» TASK BRIEF: Filter the records below for the word "nper". Copy each line that holds it.

###

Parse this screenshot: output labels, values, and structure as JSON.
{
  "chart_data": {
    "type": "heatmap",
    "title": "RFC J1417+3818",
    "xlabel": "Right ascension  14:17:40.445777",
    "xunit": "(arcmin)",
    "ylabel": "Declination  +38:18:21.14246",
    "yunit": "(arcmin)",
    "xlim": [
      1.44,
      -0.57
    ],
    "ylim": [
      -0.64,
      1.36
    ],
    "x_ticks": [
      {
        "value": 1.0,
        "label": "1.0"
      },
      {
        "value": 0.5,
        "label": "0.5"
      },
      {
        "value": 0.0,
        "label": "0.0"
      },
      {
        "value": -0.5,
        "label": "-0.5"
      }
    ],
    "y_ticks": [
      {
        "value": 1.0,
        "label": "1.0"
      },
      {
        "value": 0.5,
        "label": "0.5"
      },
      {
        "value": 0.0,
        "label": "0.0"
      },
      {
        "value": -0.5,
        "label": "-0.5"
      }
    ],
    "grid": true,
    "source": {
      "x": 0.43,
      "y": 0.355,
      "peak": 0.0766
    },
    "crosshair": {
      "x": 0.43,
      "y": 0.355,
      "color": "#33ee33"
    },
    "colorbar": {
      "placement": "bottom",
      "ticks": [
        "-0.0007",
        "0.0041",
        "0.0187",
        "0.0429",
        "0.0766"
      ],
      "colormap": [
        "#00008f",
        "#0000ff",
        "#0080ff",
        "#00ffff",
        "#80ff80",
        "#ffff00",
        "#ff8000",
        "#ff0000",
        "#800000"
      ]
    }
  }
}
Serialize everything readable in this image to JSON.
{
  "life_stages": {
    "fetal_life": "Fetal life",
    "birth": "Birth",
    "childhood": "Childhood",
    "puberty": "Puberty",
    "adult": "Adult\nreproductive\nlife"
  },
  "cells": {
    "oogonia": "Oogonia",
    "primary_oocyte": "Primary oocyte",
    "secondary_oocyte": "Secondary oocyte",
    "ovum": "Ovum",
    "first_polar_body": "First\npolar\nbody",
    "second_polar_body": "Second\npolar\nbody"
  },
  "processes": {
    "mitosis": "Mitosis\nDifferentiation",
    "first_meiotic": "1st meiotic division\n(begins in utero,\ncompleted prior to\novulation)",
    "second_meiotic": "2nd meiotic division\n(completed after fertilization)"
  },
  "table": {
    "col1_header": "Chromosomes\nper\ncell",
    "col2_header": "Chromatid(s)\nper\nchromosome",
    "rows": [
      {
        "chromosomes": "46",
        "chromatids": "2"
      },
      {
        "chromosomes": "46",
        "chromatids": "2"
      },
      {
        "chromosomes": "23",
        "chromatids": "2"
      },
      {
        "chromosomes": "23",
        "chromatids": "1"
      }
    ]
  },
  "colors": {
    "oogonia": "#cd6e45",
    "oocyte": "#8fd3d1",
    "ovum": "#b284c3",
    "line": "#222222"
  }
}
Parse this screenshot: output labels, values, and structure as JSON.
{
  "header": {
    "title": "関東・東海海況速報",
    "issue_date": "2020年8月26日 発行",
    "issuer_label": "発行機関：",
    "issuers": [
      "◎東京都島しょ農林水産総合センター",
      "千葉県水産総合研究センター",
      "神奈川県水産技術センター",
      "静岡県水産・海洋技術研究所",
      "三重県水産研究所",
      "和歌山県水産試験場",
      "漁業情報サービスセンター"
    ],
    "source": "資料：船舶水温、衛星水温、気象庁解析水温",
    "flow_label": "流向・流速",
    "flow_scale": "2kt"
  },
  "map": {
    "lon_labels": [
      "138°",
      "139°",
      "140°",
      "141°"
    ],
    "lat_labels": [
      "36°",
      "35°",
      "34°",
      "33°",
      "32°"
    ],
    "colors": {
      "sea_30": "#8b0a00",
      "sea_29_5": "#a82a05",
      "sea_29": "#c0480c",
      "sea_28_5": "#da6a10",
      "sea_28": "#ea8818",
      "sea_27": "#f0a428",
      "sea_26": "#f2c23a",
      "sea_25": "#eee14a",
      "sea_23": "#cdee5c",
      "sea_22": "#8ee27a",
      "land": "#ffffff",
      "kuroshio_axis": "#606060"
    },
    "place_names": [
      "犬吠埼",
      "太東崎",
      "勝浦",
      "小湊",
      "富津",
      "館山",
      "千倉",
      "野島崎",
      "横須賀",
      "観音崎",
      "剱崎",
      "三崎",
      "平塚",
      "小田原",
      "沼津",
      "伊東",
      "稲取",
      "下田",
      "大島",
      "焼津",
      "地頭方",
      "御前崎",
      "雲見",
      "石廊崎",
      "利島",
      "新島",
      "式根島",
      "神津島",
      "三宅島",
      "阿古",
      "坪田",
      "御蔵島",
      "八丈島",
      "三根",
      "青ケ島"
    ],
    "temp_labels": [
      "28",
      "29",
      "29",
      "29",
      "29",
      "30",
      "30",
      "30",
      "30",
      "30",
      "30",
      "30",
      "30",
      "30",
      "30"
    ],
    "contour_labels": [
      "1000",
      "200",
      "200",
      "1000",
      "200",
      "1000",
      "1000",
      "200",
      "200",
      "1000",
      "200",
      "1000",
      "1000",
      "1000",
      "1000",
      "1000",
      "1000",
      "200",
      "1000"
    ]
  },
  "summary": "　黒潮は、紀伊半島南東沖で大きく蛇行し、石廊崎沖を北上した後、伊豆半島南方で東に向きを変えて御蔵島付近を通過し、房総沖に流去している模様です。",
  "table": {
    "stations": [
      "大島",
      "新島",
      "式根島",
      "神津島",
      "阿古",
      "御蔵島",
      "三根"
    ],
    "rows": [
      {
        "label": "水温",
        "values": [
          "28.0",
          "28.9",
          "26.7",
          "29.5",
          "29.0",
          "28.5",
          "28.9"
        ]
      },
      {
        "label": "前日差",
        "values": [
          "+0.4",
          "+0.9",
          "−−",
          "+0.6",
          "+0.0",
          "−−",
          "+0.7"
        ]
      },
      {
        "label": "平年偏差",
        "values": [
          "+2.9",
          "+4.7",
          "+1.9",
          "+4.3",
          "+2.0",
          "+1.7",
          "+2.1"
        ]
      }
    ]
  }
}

###

» REPLY:
    "col1_header": "Chromosomes\nper\ncell",
    "col2_header": "Chromatid(s)\nper\nchromosome",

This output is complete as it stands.